━━━━━ SUPPLIED MATERIAL ━━━━━

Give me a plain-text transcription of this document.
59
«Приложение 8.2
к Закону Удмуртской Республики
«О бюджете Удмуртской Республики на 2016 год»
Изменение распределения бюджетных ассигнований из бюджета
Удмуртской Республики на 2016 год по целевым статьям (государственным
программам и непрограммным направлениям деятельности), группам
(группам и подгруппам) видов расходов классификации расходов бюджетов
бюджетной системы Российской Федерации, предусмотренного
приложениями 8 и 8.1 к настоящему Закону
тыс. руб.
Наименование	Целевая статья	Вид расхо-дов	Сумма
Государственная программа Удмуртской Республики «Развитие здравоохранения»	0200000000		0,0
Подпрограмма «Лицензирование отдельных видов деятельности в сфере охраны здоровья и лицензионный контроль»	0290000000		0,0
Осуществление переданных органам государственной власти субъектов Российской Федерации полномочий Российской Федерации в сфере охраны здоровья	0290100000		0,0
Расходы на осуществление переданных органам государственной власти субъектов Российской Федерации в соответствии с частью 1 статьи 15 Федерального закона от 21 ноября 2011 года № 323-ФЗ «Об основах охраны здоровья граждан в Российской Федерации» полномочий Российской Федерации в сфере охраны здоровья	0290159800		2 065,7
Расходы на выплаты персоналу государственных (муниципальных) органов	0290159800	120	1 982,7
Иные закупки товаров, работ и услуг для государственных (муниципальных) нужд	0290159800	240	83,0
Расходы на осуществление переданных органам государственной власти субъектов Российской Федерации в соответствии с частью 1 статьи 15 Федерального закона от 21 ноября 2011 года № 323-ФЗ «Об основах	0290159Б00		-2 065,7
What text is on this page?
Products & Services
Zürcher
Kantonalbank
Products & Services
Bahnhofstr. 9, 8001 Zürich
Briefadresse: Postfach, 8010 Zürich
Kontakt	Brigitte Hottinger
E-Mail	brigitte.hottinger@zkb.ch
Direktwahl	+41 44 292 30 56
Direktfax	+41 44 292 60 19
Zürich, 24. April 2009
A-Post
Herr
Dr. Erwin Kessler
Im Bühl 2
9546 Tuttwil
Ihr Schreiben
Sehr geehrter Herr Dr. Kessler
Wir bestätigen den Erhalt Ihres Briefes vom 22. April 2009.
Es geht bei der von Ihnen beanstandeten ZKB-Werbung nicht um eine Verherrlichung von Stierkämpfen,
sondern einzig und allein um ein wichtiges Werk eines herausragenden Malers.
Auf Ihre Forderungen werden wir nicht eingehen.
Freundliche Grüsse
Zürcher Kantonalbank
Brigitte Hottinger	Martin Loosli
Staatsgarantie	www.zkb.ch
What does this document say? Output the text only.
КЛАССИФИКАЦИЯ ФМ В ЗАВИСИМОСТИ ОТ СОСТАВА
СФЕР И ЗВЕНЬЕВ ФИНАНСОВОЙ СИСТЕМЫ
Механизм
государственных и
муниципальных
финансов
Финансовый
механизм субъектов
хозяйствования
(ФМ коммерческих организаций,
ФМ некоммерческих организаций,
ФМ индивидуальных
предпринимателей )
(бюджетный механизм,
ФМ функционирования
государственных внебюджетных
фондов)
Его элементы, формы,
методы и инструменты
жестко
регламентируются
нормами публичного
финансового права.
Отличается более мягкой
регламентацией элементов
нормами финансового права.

━━━━━

Identify every line above with the string "Zürich" in it. Copy those lines.

Bahnhofstr. 9, 8001 Zürich
Briefadresse: Postfach, 8010 Zürich
Zürich, 24. April 2009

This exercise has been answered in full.